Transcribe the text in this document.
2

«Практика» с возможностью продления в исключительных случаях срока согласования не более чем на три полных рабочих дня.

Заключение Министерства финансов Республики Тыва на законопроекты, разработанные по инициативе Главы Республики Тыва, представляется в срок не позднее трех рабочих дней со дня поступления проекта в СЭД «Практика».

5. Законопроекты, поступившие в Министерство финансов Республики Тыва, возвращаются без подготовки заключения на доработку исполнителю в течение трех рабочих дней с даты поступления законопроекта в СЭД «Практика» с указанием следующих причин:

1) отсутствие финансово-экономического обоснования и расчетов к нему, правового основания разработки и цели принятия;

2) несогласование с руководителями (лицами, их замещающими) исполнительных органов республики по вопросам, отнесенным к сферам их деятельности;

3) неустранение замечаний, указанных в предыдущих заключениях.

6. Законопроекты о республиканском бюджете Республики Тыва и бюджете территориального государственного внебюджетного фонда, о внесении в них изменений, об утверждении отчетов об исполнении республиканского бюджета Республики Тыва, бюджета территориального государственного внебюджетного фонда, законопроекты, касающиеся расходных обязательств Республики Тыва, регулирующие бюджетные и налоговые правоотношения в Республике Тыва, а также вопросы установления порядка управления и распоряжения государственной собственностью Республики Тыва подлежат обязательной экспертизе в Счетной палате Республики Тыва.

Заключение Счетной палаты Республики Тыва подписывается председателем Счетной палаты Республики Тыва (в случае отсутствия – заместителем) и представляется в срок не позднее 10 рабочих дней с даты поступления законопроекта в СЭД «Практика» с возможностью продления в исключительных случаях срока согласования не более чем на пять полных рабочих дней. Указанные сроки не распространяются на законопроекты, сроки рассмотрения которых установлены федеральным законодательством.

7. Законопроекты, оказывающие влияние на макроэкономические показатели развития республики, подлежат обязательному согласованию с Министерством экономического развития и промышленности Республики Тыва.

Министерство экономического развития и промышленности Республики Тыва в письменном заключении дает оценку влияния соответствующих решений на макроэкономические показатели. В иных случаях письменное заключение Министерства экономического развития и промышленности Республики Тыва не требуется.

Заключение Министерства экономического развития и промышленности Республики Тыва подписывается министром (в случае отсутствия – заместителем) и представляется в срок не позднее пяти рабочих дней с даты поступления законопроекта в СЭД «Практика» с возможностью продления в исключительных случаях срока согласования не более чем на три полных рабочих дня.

== Aim ==
Your task is to transcribe the material exactly.

== Solution to the exercise ==
Transcribe the text in this document.
2

«Практика» с возможностью продления в исключительных случаях срока согласования не более чем на три полных рабочих дня.

Заключение Министерства финансов Республики Тыва на законопроекты, разработанные по инициативе Главы Республики Тыва, представляется в срок не позднее трех рабочих дней со дня поступления проекта в СЭД «Практика».

5. Законопроекты, поступившие в Министерство финансов Республики Тыва, возвращаются без подготовки заключения на доработку исполнителю в течение трех рабочих дней с даты поступления законопроекта в СЭД «Практика» с указанием следующих причин:

1) отсутствие финансово-экономического обоснования и расчетов к нему, правового основания разработки и цели принятия;

2) несогласование с руководителями (лицами, их замещающими) исполнительных органов республики по вопросам, отнесенным к сферам их деятельности;

3) неустранение замечаний, указанных в предыдущих заключениях.

6. Законопроекты о республиканском бюджете Республики Тыва и бюджете территориального государственного внебюджетного фонда, о внесении в них изменений, об утверждении отчетов об исполнении республиканского бюджета Республики Тыва, бюджета территориального государственного внебюджетного фонда, законопроекты, касающиеся расходных обязательств Республики Тыва, регулирующие бюджетные и налоговые правоотношения в Республике Тыва, а также вопросы установления порядка управления и распоряжения государственной собственностью Республики Тыва подлежат обязательной экспертизе в Счетной палате Республики Тыва.

Заключение Счетной палаты Республики Тыва подписывается председателем Счетной палаты Республики Тыва (в случае отсутствия – заместителем) и представляется в срок не позднее 10 рабочих дней с даты поступления законопроекта в СЭД «Практика» с возможностью продления в исключительных случаях срока согласования не более чем на пять полных рабочих дней. Указанные сроки не распространяются на законопроекты, сроки рассмотрения которых установлены федеральным законодательством.

7. Законопроекты, оказывающие влияние на макроэкономические показатели развития республики, подлежат обязательному согласованию с Министерством экономического развития и промышленности Республики Тыва.

Министерство экономического развития и промышленности Республики Тыва в письменном заключении дает оценку влияния соответствующих решений на макроэкономические показатели. В иных случаях письменное заключение Министерства экономического развития и промышленности Республики Тыва не требуется.

Заключение Министерства экономического развития и промышленности Республики Тыва подписывается министром (в случае отсутствия – заместителем) и представляется в срок не позднее пяти рабочих дней с даты поступления законопроекта в СЭД «Практика» с возможностью продления в исключительных случаях срока согласования не более чем на три полных рабочих дня.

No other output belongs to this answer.